> WHAT IS BEING ASKED:
Reproduce each line exactly. Skip none.

> RECORDS:
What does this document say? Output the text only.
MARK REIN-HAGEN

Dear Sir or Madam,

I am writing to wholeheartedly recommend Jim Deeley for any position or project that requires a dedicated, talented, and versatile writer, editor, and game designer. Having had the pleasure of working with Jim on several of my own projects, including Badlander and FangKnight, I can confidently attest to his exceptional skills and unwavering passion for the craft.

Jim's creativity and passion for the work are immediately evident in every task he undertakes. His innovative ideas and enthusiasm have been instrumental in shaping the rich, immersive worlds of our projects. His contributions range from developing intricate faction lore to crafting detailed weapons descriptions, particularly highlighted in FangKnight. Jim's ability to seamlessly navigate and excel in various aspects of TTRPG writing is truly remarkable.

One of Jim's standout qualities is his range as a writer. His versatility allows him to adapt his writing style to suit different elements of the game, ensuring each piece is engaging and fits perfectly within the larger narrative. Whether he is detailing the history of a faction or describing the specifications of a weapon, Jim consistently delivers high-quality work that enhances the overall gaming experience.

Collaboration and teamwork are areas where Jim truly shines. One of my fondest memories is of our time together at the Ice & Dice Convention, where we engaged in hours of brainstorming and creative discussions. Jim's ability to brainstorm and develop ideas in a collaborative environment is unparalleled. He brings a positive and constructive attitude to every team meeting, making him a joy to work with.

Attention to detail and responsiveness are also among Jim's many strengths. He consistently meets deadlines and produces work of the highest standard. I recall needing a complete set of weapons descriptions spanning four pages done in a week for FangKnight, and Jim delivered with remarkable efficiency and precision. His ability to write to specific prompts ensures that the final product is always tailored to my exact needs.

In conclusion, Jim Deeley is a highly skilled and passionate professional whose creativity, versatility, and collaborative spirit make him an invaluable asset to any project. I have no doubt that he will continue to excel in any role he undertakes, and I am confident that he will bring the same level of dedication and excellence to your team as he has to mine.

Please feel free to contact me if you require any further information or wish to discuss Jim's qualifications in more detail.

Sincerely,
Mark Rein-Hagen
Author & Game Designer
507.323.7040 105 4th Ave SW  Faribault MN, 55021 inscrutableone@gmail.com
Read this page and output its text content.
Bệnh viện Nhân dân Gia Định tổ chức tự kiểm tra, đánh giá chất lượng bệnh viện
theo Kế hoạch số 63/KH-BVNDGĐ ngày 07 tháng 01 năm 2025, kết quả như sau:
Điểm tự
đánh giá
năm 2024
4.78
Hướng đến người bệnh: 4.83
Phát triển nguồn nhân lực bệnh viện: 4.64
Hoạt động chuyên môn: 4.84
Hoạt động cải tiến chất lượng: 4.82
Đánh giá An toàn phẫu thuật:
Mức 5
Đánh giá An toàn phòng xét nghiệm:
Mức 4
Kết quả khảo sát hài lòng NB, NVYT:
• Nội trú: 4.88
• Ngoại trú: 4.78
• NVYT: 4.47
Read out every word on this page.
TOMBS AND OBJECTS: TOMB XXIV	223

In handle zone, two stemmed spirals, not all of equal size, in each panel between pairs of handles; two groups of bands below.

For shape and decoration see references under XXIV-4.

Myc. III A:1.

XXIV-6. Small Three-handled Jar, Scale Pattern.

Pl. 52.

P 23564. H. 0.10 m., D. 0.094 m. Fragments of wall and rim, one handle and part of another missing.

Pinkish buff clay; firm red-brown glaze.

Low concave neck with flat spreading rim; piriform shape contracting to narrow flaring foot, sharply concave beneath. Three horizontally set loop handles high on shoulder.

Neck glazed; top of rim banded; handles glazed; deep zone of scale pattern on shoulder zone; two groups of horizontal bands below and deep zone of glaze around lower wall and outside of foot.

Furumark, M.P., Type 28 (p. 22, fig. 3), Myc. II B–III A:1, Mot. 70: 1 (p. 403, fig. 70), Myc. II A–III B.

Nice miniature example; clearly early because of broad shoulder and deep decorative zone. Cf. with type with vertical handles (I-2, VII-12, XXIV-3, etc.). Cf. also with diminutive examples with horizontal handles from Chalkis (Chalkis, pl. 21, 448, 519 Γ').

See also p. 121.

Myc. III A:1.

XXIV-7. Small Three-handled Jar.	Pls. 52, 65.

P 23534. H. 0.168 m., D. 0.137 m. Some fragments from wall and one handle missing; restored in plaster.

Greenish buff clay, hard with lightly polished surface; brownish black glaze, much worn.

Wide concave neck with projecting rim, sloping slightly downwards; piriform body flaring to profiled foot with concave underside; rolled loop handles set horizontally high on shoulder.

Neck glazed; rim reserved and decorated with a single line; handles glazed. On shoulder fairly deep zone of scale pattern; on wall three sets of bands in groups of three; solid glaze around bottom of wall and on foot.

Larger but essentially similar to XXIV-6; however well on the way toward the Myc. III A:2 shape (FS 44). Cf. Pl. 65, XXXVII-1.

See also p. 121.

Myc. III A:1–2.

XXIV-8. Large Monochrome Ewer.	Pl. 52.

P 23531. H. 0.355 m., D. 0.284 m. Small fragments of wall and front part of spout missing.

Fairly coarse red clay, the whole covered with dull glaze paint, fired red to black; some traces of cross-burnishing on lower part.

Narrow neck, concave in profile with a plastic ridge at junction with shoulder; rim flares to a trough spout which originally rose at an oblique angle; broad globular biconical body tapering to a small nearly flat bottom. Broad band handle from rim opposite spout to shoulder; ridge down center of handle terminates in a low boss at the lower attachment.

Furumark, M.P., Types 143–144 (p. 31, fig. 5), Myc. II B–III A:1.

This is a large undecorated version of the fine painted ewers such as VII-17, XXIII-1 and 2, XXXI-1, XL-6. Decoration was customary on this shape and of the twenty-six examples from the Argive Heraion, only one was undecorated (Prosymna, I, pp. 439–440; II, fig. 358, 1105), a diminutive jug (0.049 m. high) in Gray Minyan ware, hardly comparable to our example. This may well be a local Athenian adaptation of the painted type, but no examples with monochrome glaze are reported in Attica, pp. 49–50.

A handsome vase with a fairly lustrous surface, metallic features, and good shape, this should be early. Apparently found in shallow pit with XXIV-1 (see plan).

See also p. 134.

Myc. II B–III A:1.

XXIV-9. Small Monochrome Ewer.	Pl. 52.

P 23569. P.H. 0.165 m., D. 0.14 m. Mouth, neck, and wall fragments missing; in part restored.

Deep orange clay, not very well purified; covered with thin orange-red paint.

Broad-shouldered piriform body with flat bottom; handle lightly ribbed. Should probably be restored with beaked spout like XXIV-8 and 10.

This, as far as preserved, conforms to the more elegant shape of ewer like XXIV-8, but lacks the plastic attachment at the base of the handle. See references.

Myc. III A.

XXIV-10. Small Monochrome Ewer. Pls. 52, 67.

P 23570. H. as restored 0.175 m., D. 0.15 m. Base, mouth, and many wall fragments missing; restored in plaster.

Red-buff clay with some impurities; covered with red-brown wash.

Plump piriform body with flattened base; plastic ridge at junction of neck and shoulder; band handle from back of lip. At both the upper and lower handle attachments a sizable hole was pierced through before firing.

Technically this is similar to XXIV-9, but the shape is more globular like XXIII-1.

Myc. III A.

> RESULT:
What does this document say? Output the text only.
MARK REIN-HAGEN

Dear Sir or Madam,

I am writing to wholeheartedly recommend Jim Deeley for any position or project that requires a dedicated, talented, and versatile writer, editor, and game designer. Having had the pleasure of working with Jim on several of my own projects, including Badlander and FangKnight, I can confidently attest to his exceptional skills and unwavering passion for the craft.

Jim's creativity and passion for the work are immediately evident in every task he undertakes. His innovative ideas and enthusiasm have been instrumental in shaping the rich, immersive worlds of our projects. His contributions range from developing intricate faction lore to crafting detailed weapons descriptions, particularly highlighted in FangKnight. Jim's ability to seamlessly navigate and excel in various aspects of TTRPG writing is truly remarkable.

One of Jim's standout qualities is his range as a writer. His versatility allows him to adapt his writing style to suit different elements of the game, ensuring each piece is engaging and fits perfectly within the larger narrative. Whether he is detailing the history of a faction or describing the specifications of a weapon, Jim consistently delivers high-quality work that enhances the overall gaming experience.

Collaboration and teamwork are areas where Jim truly shines. One of my fondest memories is of our time together at the Ice & Dice Convention, where we engaged in hours of brainstorming and creative discussions. Jim's ability to brainstorm and develop ideas in a collaborative environment is unparalleled. He brings a positive and constructive attitude to every team meeting, making him a joy to work with.

Attention to detail and responsiveness are also among Jim's many strengths. He consistently meets deadlines and produces work of the highest standard. I recall needing a complete set of weapons descriptions spanning four pages done in a week for FangKnight, and Jim delivered with remarkable efficiency and precision. His ability to write to specific prompts ensures that the final product is always tailored to my exact needs.

In conclusion, Jim Deeley is a highly skilled and passionate professional whose creativity, versatility, and collaborative spirit make him an invaluable asset to any project. I have no doubt that he will continue to excel in any role he undertakes, and I am confident that he will bring the same level of dedication and excellence to your team as he has to mine.

Please feel free to contact me if you require any further information or wish to discuss Jim's qualifications in more detail.

Sincerely,
Mark Rein-Hagen
Author & Game Designer
507.323.7040 105 4th Ave SW  Faribault MN, 55021 inscrutableone@gmail.com
Read this page and output its text content.
Bệnh viện Nhân dân Gia Định tổ chức tự kiểm tra, đánh giá chất lượng bệnh viện
theo Kế hoạch số 63/KH-BVNDGĐ ngày 07 tháng 01 năm 2025, kết quả như sau:
Điểm tự
đánh giá
năm 2024
4.78
Hướng đến người bệnh: 4.83
Phát triển nguồn nhân lực bệnh viện: 4.64
Hoạt động chuyên môn: 4.84
Hoạt động cải tiến chất lượng: 4.82
Đánh giá An toàn phẫu thuật:
Mức 5
Đánh giá An toàn phòng xét nghiệm:
Mức 4
Kết quả khảo sát hài lòng NB, NVYT:
• Nội trú: 4.88
• Ngoại trú: 4.78
• NVYT: 4.47
Read out every word on this page.
TOMBS AND OBJECTS: TOMB XXIV	223

In handle zone, two stemmed spirals, not all of equal size, in each panel between pairs of handles; two groups of bands below.

For shape and decoration see references under XXIV-4.

Myc. III A:1.

XXIV-6. Small Three-handled Jar, Scale Pattern.

Pl. 52.

P 23564. H. 0.10 m., D. 0.094 m. Fragments of wall and rim, one handle and part of another missing.

Pinkish buff clay; firm red-brown glaze.

Low concave neck with flat spreading rim; piriform shape contracting to narrow flaring foot, sharply concave beneath. Three horizontally set loop handles high on shoulder.

Neck glazed; top of rim banded; handles glazed; deep zone of scale pattern on shoulder zone; two groups of horizontal bands below and deep zone of glaze around lower wall and outside of foot.

Furumark, M.P., Type 28 (p. 22, fig. 3), Myc. II B–III A:1, Mot. 70: 1 (p. 403, fig. 70), Myc. II A–III B.

Nice miniature example; clearly early because of broad shoulder and deep decorative zone. Cf. with type with vertical handles (I-2, VII-12, XXIV-3, etc.). Cf. also with diminutive examples with horizontal handles from Chalkis (Chalkis, pl. 21, 448, 519 Γ').

See also p. 121.

Myc. III A:1.

XXIV-7. Small Three-handled Jar.	Pls. 52, 65.

P 23534. H. 0.168 m., D. 0.137 m. Some fragments from wall and one handle missing; restored in plaster.

Greenish buff clay, hard with lightly polished surface; brownish black glaze, much worn.

Wide concave neck with projecting rim, sloping slightly downwards; piriform body flaring to profiled foot with concave underside; rolled loop handles set horizontally high on shoulder.

Neck glazed; rim reserved and decorated with a single line; handles glazed. On shoulder fairly deep zone of scale pattern; on wall three sets of bands in groups of three; solid glaze around bottom of wall and on foot.

Larger but essentially similar to XXIV-6; however well on the way toward the Myc. III A:2 shape (FS 44). Cf. Pl. 65, XXXVII-1.

See also p. 121.

Myc. III A:1–2.

XXIV-8. Large Monochrome Ewer.	Pl. 52.

P 23531. H. 0.355 m., D. 0.284 m. Small fragments of wall and front part of spout missing.

Fairly coarse red clay, the whole covered with dull glaze paint, fired red to black; some traces of cross-burnishing on lower part.

Narrow neck, concave in profile with a plastic ridge at junction with shoulder; rim flares to a trough spout which originally rose at an oblique angle; broad globular biconical body tapering to a small nearly flat bottom. Broad band handle from rim opposite spout to shoulder; ridge down center of handle terminates in a low boss at the lower attachment.

Furumark, M.P., Types 143–144 (p. 31, fig. 5), Myc. II B–III A:1.

This is a large undecorated version of the fine painted ewers such as VII-17, XXIII-1 and 2, XXXI-1, XL-6. Decoration was customary on this shape and of the twenty-six examples from the Argive Heraion, only one was undecorated (Prosymna, I, pp. 439–440; II, fig. 358, 1105), a diminutive jug (0.049 m. high) in Gray Minyan ware, hardly comparable to our example. This may well be a local Athenian adaptation of the painted type, but no examples with monochrome glaze are reported in Attica, pp. 49–50.

A handsome vase with a fairly lustrous surface, metallic features, and good shape, this should be early. Apparently found in shallow pit with XXIV-1 (see plan).

See also p. 134.

Myc. II B–III A:1.

XXIV-9. Small Monochrome Ewer.	Pl. 52.

P 23569. P.H. 0.165 m., D. 0.14 m. Mouth, neck, and wall fragments missing; in part restored.

Deep orange clay, not very well purified; covered with thin orange-red paint.

Broad-shouldered piriform body with flat bottom; handle lightly ribbed. Should probably be restored with beaked spout like XXIV-8 and 10.

This, as far as preserved, conforms to the more elegant shape of ewer like XXIV-8, but lacks the plastic attachment at the base of the handle. See references.

Myc. III A.

XXIV-10. Small Monochrome Ewer. Pls. 52, 67.

P 23570. H. as restored 0.175 m., D. 0.15 m. Base, mouth, and many wall fragments missing; restored in plaster.

Red-buff clay with some impurities; covered with red-brown wash.

Plump piriform body with flattened base; plastic ridge at junction of neck and shoulder; band handle from back of lip. At both the upper and lower handle attachments a sizable hole was pierced through before firing.

Technically this is similar to XXIV-9, but the shape is more globular like XXIII-1.

Myc. III A.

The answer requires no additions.